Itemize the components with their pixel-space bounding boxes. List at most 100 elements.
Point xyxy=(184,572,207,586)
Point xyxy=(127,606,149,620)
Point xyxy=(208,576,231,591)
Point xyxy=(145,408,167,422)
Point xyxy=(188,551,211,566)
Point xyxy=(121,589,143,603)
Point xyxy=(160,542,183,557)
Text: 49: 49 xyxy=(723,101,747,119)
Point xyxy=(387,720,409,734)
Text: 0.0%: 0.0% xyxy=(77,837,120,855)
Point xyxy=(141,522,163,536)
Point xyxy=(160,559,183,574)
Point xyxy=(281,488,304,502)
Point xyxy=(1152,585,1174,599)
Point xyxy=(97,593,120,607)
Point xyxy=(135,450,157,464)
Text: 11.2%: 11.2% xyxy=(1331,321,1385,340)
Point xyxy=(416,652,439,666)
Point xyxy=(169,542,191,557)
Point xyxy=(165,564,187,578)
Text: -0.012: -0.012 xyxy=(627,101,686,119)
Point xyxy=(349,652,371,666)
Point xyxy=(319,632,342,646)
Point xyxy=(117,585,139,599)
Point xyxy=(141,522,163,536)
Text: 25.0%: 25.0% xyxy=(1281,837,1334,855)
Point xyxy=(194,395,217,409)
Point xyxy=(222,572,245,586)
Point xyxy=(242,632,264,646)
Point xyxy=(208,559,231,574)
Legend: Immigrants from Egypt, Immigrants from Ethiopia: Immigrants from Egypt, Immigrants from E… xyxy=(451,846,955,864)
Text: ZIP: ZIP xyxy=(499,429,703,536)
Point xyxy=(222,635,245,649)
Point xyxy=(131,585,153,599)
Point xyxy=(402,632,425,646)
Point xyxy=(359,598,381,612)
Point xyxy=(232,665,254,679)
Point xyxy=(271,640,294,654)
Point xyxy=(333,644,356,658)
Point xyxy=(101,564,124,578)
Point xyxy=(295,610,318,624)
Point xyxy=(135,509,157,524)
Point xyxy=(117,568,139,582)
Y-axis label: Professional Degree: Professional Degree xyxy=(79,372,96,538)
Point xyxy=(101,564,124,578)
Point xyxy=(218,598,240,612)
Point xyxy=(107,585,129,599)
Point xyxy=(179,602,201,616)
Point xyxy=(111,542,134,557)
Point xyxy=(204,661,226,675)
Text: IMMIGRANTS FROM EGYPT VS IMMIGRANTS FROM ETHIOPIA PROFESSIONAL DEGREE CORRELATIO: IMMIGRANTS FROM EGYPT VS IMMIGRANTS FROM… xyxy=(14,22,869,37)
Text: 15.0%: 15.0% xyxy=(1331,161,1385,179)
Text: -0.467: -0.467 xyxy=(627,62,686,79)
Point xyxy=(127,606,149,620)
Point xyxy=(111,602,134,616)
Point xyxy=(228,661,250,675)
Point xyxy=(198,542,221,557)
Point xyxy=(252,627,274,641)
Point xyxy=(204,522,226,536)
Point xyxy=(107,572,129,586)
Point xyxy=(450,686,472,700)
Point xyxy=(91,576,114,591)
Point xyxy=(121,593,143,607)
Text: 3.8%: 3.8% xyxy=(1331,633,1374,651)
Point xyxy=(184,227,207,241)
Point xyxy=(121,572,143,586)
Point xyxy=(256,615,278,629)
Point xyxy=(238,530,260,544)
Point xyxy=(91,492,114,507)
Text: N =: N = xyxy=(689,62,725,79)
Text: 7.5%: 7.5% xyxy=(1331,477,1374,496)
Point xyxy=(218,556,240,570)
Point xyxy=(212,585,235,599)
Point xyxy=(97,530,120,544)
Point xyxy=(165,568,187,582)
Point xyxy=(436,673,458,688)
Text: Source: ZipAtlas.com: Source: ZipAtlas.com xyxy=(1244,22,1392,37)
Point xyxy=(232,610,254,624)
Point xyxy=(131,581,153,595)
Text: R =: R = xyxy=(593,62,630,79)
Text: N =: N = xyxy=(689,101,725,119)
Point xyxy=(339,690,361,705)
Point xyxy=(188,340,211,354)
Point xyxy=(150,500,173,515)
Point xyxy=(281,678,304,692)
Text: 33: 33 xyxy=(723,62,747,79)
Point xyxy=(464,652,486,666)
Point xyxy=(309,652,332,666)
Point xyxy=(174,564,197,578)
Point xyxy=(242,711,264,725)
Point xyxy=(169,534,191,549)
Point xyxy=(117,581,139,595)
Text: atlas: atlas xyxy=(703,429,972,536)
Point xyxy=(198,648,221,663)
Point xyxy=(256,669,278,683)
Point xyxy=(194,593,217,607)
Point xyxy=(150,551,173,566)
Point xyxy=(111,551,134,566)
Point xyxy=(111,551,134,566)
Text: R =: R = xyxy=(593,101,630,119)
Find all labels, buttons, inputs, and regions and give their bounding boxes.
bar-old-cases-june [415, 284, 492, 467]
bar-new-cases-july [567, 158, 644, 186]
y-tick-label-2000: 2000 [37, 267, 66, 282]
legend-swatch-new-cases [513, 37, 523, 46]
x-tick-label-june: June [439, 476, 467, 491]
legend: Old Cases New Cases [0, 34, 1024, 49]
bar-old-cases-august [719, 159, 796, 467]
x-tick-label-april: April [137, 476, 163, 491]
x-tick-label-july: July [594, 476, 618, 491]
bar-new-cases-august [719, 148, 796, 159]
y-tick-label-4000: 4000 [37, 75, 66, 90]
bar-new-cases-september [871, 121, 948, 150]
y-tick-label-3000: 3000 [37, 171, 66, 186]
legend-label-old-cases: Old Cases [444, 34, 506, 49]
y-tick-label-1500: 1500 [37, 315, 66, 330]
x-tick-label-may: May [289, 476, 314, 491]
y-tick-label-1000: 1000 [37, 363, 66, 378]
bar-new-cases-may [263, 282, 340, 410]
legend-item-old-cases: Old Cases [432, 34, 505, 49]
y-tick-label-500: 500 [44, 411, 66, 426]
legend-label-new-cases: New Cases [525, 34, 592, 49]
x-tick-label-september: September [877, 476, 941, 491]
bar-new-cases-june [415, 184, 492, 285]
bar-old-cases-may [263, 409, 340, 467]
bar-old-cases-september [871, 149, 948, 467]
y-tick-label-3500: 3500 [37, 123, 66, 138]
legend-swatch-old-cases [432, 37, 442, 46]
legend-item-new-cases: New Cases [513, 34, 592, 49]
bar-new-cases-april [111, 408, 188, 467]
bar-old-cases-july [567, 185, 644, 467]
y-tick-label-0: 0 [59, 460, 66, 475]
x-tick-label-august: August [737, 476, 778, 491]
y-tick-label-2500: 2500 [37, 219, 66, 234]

^^^^^^^^

### Exercise instructions
Reproduce every line of the material above verbatim.

### Solution for this task
Itemize the components with their pixel-space bounding boxes. List at most 100 elements.
Point xyxy=(184,572,207,586)
Point xyxy=(127,606,149,620)
Point xyxy=(208,576,231,591)
Point xyxy=(145,408,167,422)
Point xyxy=(188,551,211,566)
Point xyxy=(121,589,143,603)
Point xyxy=(160,542,183,557)
Text: 49: 49 xyxy=(723,101,747,119)
Point xyxy=(387,720,409,734)
Text: 0.0%: 0.0% xyxy=(77,837,120,855)
Point xyxy=(141,522,163,536)
Point xyxy=(160,559,183,574)
Point xyxy=(281,488,304,502)
Point xyxy=(1152,585,1174,599)
Point xyxy=(97,593,120,607)
Point xyxy=(135,450,157,464)
Text: 11.2%: 11.2% xyxy=(1331,321,1385,340)
Point xyxy=(416,652,439,666)
Point xyxy=(169,542,191,557)
Point xyxy=(165,564,187,578)
Text: -0.012: -0.012 xyxy=(627,101,686,119)
Point xyxy=(349,652,371,666)
Point xyxy=(319,632,342,646)
Point xyxy=(117,585,139,599)
Point xyxy=(141,522,163,536)
Text: 25.0%: 25.0% xyxy=(1281,837,1334,855)
Point xyxy=(194,395,217,409)
Point xyxy=(222,572,245,586)
Point xyxy=(242,632,264,646)
Point xyxy=(208,559,231,574)
Legend: Immigrants from Egypt, Immigrants from Ethiopia: Immigrants from Egypt, Immigrants from E… xyxy=(451,846,955,864)
Text: ZIP: ZIP xyxy=(499,429,703,536)
Point xyxy=(222,635,245,649)
Point xyxy=(131,585,153,599)
Point xyxy=(402,632,425,646)
Point xyxy=(359,598,381,612)
Point xyxy=(232,665,254,679)
Point xyxy=(271,640,294,654)
Point xyxy=(333,644,356,658)
Point xyxy=(101,564,124,578)
Point xyxy=(295,610,318,624)
Point xyxy=(135,509,157,524)
Point xyxy=(117,568,139,582)
Y-axis label: Professional Degree: Professional Degree xyxy=(79,372,96,538)
Point xyxy=(101,564,124,578)
Point xyxy=(218,598,240,612)
Point xyxy=(107,585,129,599)
Point xyxy=(179,602,201,616)
Point xyxy=(111,542,134,557)
Point xyxy=(204,661,226,675)
Text: IMMIGRANTS FROM EGYPT VS IMMIGRANTS FROM ETHIOPIA PROFESSIONAL DEGREE CORRELATIO: IMMIGRANTS FROM EGYPT VS IMMIGRANTS FROM… xyxy=(14,22,869,37)
Text: 15.0%: 15.0% xyxy=(1331,161,1385,179)
Text: -0.467: -0.467 xyxy=(627,62,686,79)
Point xyxy=(127,606,149,620)
Point xyxy=(111,602,134,616)
Point xyxy=(228,661,250,675)
Point xyxy=(198,542,221,557)
Point xyxy=(252,627,274,641)
Point xyxy=(204,522,226,536)
Point xyxy=(107,572,129,586)
Point xyxy=(450,686,472,700)
Point xyxy=(91,576,114,591)
Point xyxy=(121,593,143,607)
Text: 3.8%: 3.8% xyxy=(1331,633,1374,651)
Point xyxy=(184,227,207,241)
Point xyxy=(121,572,143,586)
Point xyxy=(256,615,278,629)
Point xyxy=(238,530,260,544)
Point xyxy=(91,492,114,507)
Text: N =: N = xyxy=(689,62,725,79)
Text: 7.5%: 7.5% xyxy=(1331,477,1374,496)
Point xyxy=(218,556,240,570)
Point xyxy=(212,585,235,599)
Point xyxy=(97,530,120,544)
Point xyxy=(165,568,187,582)
Point xyxy=(436,673,458,688)
Text: Source: ZipAtlas.com: Source: ZipAtlas.com xyxy=(1244,22,1392,37)
Point xyxy=(232,610,254,624)
Point xyxy=(131,581,153,595)
Text: R =: R = xyxy=(593,62,630,79)
Text: N =: N = xyxy=(689,101,725,119)
Point xyxy=(339,690,361,705)
Point xyxy=(188,340,211,354)
Point xyxy=(150,500,173,515)
Point xyxy=(281,678,304,692)
Text: 33: 33 xyxy=(723,62,747,79)
Point xyxy=(464,652,486,666)
Point xyxy=(309,652,332,666)
Point xyxy=(174,564,197,578)
Point xyxy=(242,711,264,725)
Point xyxy=(169,534,191,549)
Point xyxy=(117,581,139,595)
Text: atlas: atlas xyxy=(703,429,972,536)
Point xyxy=(198,648,221,663)
Point xyxy=(256,669,278,683)
Point xyxy=(194,593,217,607)
Point xyxy=(150,551,173,566)
Point xyxy=(111,551,134,566)
Point xyxy=(111,551,134,566)
Text: R =: R = xyxy=(593,101,630,119)
Find all labels, buttons, inputs, and regions and give their bounding boxes.
bar-old-cases-june [415, 284, 492, 467]
bar-new-cases-july [567, 158, 644, 186]
y-tick-label-2000: 2000 [37, 267, 66, 282]
legend-swatch-new-cases [513, 37, 523, 46]
x-tick-label-june: June [439, 476, 467, 491]
legend: Old Cases New Cases [0, 34, 1024, 49]
bar-old-cases-august [719, 159, 796, 467]
x-tick-label-april: April [137, 476, 163, 491]
x-tick-label-july: July [594, 476, 618, 491]
bar-new-cases-august [719, 148, 796, 159]
y-tick-label-4000: 4000 [37, 75, 66, 90]
bar-new-cases-september [871, 121, 948, 150]
y-tick-label-3000: 3000 [37, 171, 66, 186]
legend-label-old-cases: Old Cases [444, 34, 506, 49]
y-tick-label-1500: 1500 [37, 315, 66, 330]
x-tick-label-may: May [289, 476, 314, 491]
y-tick-label-1000: 1000 [37, 363, 66, 378]
bar-new-cases-may [263, 282, 340, 410]
legend-item-old-cases: Old Cases [432, 34, 505, 49]
y-tick-label-500: 500 [44, 411, 66, 426]
legend-label-new-cases: New Cases [525, 34, 592, 49]
x-tick-label-september: September [877, 476, 941, 491]
bar-new-cases-june [415, 184, 492, 285]
bar-old-cases-may [263, 409, 340, 467]
bar-old-cases-september [871, 149, 948, 467]
y-tick-label-3500: 3500 [37, 123, 66, 138]
legend-swatch-old-cases [432, 37, 442, 46]
legend-item-new-cases: New Cases [513, 34, 592, 49]
bar-new-cases-april [111, 408, 188, 467]
bar-old-cases-july [567, 185, 644, 467]
y-tick-label-0: 0 [59, 460, 66, 475]
x-tick-label-august: August [737, 476, 778, 491]
y-tick-label-2500: 2500 [37, 219, 66, 234]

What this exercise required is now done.